Note how many lines hold "Zásuvka" and report that number by itself.

+++ Source data +++

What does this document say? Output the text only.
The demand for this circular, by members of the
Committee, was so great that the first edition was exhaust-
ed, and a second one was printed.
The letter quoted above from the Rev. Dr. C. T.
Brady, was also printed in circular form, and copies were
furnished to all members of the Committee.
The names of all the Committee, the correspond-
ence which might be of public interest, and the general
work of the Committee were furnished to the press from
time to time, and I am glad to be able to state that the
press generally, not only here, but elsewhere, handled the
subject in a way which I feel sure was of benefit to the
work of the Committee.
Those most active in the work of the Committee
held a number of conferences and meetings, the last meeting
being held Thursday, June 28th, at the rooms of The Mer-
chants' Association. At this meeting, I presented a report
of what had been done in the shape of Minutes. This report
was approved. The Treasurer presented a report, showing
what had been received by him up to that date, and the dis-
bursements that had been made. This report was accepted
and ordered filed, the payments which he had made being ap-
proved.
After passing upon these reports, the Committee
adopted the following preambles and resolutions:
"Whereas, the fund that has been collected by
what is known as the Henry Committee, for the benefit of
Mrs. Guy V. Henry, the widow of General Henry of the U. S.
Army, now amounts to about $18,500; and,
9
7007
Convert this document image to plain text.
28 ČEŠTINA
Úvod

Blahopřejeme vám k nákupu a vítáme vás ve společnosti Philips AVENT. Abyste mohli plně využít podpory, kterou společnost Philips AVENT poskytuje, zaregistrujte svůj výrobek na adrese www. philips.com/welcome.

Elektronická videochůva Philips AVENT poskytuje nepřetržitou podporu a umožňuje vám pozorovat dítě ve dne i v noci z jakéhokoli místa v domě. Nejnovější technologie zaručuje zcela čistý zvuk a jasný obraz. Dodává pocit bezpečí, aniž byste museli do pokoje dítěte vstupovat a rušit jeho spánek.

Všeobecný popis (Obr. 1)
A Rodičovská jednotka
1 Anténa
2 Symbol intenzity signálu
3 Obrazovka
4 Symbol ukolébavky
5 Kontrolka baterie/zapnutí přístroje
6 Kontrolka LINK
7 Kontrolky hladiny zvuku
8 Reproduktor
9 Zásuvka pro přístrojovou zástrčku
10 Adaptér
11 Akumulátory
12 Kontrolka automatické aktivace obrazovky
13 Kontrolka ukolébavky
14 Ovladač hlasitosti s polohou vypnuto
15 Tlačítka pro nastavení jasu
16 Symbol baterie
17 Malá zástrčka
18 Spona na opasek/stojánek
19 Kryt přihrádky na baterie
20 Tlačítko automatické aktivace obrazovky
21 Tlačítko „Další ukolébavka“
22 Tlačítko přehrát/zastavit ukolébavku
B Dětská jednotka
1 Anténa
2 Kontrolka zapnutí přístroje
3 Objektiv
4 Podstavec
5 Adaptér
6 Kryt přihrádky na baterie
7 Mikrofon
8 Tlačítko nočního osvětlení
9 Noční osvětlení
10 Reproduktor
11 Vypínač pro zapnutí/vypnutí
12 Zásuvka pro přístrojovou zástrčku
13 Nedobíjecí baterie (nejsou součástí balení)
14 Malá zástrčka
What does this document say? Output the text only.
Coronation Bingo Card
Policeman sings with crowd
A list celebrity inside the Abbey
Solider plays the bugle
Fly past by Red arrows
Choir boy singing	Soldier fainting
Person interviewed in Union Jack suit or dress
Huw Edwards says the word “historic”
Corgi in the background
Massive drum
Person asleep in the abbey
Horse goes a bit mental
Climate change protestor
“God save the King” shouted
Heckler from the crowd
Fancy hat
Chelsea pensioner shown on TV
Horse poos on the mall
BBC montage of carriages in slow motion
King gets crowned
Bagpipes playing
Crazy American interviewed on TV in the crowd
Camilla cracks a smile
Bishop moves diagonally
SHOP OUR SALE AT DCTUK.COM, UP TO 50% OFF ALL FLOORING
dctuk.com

+++

- Completed task:
2